Формулировка задания -
Процитируйте без изменений фрагмент интервью, начиная со слов «Академический композитор Павел» и заканчивая словами «судьба все-таки сложилась?».

Отрывок -
Но человечество жаждет мюзикла. Вот вы бы могли поднапрячься и написать мюзикл?
А я и написал. Это такая ироничная сказка про современную Золушку. Премьера с помпой прошла в лондонском Барбикане. Там участвуют взрослый и детский оркестры, постепенно в ткань детского оркестра внедряются элементы современного музыкального языка. Мои герои — очень специфические: Принц — настоящий рэпер и байкер, Фея не очень-то доверяет волшебству, а Золушка, познакомившись с принцем поближе, понимает, что он ужасен, и выходит замуж за изготовителя джема.

Вы способны сочинять заставки, отбивки, музыку для рекламы?
Никогда не писал. Все-таки это какой-то другой тип композитора.

Академический композитор Павел Карманов пишет и не стесняется.
Дело не в стеснении. Для меня писать музыку — это значит отдать кусок жизни. Над той же «Золушкой» я работал больше года. Ее сразу же поставили в нескольких странах. Но здесь никто как-то не интересуется.

Может, податься в Большой театр?
Я вел переговоры. Хотел написать для них оперу. Но там что-то в очередной раз поменялось — и все заморозилось.

Четыре ваших оперы были поставлены за границей. Значит, судьба все-таки сложилась?

Данные структурного разбора страницы -
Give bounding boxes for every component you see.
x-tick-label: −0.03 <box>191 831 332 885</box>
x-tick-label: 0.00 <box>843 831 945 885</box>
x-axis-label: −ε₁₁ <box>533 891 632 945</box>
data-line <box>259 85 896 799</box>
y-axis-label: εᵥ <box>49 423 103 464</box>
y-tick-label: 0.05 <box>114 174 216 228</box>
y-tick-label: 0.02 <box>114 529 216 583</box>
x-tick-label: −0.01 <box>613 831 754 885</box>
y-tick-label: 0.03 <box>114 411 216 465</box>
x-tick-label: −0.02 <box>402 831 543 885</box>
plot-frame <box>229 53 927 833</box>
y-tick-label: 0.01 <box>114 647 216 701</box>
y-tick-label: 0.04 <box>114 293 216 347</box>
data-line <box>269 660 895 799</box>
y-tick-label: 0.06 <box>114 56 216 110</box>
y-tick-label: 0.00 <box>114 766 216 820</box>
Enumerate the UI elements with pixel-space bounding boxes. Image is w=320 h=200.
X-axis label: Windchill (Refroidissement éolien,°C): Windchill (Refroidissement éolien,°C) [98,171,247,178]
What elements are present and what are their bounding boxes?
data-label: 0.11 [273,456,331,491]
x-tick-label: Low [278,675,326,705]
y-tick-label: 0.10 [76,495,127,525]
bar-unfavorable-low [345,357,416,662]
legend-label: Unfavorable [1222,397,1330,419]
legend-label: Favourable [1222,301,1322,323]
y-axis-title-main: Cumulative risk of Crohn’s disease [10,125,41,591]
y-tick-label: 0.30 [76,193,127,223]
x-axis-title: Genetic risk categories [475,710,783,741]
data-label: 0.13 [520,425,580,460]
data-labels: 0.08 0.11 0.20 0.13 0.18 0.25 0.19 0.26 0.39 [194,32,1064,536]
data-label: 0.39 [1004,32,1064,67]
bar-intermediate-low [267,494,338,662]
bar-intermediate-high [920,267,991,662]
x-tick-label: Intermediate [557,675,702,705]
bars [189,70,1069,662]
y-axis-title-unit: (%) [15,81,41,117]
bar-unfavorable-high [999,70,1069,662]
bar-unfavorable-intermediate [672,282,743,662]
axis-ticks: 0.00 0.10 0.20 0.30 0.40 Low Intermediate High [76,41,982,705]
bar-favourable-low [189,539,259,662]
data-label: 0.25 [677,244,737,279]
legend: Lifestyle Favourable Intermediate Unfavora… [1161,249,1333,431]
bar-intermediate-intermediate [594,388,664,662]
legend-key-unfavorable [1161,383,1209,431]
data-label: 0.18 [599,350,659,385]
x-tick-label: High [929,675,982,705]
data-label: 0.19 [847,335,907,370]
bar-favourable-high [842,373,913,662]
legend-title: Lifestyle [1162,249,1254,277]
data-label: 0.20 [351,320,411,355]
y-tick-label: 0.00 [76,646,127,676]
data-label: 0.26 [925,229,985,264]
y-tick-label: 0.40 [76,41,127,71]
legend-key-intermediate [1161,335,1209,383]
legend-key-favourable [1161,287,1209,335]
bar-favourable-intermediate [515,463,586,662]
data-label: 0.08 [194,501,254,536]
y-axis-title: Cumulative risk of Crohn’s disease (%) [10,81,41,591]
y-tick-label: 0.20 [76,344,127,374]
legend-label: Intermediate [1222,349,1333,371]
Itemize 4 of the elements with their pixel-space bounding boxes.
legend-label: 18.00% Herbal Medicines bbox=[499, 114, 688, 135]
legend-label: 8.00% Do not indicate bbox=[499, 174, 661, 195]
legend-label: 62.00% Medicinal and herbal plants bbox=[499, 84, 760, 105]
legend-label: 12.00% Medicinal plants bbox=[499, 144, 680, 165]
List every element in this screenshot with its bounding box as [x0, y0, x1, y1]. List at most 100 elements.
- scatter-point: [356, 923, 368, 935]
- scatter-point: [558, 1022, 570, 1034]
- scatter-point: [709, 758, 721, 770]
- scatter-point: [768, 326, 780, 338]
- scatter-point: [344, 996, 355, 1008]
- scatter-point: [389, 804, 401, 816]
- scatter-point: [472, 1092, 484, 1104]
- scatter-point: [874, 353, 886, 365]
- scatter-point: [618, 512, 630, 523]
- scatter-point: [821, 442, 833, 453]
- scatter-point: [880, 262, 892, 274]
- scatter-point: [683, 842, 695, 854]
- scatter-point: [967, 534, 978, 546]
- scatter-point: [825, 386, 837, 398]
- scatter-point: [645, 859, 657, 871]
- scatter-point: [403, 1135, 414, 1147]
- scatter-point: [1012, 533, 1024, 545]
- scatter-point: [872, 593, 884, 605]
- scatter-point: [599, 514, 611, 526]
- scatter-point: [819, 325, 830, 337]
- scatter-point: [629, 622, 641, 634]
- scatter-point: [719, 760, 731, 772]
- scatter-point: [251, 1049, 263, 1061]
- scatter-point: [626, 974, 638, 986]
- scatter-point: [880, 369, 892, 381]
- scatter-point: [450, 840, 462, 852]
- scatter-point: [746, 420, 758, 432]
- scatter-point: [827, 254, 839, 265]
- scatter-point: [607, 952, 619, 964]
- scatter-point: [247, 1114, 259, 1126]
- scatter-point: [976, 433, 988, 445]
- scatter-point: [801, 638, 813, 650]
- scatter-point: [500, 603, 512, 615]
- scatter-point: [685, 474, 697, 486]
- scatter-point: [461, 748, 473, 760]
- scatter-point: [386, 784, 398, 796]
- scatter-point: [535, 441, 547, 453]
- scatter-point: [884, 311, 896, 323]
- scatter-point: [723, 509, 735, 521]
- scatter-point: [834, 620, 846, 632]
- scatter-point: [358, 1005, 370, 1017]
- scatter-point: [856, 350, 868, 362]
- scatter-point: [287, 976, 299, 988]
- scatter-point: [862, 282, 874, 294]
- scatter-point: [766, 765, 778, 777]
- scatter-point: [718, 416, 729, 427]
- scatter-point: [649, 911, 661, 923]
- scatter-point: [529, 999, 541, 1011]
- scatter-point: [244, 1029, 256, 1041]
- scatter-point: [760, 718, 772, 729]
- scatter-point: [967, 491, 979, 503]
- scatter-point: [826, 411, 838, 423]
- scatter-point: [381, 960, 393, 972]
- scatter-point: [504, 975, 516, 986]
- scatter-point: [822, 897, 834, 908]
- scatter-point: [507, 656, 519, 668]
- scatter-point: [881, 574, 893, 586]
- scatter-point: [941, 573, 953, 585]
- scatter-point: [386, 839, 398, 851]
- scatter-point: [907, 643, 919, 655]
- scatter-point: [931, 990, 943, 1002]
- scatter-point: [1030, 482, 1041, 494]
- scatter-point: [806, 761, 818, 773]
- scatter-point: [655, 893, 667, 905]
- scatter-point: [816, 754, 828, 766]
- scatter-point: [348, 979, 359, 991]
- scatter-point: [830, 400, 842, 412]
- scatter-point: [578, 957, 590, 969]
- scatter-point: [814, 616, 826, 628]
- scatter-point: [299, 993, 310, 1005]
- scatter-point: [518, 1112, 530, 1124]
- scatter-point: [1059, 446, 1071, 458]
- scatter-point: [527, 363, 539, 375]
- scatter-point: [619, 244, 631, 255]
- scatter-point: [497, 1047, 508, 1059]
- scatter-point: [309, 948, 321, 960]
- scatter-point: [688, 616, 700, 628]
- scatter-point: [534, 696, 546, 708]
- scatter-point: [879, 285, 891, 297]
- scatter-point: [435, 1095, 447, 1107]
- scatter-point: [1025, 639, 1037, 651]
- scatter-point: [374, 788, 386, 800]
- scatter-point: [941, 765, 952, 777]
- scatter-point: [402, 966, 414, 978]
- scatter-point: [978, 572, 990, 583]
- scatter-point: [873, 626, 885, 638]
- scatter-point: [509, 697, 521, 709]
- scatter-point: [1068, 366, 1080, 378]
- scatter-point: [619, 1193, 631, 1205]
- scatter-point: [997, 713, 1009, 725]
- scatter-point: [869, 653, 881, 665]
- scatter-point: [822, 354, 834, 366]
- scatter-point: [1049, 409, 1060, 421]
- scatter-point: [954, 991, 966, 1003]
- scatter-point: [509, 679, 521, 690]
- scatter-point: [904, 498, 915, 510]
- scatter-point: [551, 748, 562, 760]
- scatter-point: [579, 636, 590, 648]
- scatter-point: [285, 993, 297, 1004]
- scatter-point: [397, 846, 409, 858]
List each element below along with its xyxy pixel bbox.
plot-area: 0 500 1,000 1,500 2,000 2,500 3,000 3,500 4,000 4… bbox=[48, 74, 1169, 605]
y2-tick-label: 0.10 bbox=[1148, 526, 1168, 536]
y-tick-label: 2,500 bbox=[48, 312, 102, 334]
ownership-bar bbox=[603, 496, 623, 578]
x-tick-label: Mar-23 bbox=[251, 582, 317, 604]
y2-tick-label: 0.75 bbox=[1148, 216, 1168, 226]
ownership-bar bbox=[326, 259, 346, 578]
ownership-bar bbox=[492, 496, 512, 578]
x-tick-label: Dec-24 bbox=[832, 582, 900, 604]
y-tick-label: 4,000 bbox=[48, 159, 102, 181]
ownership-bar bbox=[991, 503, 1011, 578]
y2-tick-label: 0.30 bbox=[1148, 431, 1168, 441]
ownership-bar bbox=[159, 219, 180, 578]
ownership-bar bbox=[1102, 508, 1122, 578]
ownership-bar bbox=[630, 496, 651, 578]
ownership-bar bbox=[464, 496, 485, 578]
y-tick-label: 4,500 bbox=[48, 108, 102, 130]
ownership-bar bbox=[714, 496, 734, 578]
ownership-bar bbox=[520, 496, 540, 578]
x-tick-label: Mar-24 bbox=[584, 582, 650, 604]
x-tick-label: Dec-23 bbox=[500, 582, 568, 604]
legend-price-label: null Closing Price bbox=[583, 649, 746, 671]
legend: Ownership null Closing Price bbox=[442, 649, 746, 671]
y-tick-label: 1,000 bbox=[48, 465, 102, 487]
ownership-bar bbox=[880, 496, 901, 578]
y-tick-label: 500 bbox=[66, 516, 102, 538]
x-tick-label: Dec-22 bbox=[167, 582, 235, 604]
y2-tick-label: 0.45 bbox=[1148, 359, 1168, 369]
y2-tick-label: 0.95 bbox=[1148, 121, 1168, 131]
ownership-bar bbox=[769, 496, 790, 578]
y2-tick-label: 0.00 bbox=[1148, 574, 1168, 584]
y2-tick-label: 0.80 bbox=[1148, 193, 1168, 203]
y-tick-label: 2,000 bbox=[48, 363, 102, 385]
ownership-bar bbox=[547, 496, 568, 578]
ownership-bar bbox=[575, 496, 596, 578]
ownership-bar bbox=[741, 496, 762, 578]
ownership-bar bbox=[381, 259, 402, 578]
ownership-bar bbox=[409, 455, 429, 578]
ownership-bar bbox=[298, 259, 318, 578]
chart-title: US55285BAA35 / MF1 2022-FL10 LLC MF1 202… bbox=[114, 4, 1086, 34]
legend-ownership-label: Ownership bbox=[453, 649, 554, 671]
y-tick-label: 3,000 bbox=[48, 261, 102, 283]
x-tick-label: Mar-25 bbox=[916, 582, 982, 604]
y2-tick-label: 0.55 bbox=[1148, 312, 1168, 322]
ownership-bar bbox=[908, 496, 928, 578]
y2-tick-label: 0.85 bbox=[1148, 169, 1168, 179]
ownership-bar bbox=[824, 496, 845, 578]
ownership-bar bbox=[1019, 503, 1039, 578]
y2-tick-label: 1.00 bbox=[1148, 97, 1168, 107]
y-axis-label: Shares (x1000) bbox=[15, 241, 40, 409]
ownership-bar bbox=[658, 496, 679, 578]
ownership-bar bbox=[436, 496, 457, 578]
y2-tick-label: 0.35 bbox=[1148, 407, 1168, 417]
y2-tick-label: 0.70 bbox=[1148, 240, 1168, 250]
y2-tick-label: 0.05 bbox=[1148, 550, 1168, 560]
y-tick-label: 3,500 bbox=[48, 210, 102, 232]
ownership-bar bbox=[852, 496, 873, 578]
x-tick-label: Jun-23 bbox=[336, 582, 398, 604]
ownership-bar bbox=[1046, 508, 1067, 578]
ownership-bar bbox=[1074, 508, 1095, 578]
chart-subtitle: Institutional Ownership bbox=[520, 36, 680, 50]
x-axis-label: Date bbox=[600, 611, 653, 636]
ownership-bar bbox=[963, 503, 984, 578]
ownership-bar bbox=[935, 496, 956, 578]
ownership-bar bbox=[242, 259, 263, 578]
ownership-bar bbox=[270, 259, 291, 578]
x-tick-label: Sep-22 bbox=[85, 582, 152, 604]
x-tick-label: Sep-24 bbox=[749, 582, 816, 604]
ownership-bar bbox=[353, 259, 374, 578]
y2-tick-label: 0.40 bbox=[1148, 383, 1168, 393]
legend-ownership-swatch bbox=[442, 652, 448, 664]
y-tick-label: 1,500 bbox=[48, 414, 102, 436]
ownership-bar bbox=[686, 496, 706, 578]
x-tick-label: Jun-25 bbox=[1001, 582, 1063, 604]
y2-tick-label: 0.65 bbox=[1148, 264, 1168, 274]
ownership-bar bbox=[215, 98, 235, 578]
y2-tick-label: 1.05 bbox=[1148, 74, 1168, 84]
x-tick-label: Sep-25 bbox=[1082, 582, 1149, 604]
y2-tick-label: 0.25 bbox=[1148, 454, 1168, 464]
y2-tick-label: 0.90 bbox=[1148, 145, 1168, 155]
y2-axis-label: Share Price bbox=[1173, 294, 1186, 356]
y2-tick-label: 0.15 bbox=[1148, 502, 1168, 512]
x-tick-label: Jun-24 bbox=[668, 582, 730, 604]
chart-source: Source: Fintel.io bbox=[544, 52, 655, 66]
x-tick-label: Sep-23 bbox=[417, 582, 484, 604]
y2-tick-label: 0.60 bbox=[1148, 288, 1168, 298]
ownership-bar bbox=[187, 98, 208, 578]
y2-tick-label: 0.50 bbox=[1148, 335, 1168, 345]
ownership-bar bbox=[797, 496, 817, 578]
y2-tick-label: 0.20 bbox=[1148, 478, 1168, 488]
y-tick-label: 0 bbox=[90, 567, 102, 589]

Ответ на задание -
Академический композитор Павел Карманов пишет и не стесняется.
Дело не в стеснении. Для меня писать музыку — это значит отдать кусок жизни. Над той же «Золушкой» я работал больше года. Ее сразу же поставили в нескольких странах. Но здесь никто как-то не интересуется.

Может, податься в Большой театр?
Я вел переговоры. Хотел написать для них оперу. Но там что-то в очередной раз поменялось — и все заморозилось.

Четыре ваших оперы были поставлены за границей. Значит, судьба все-таки сложилась?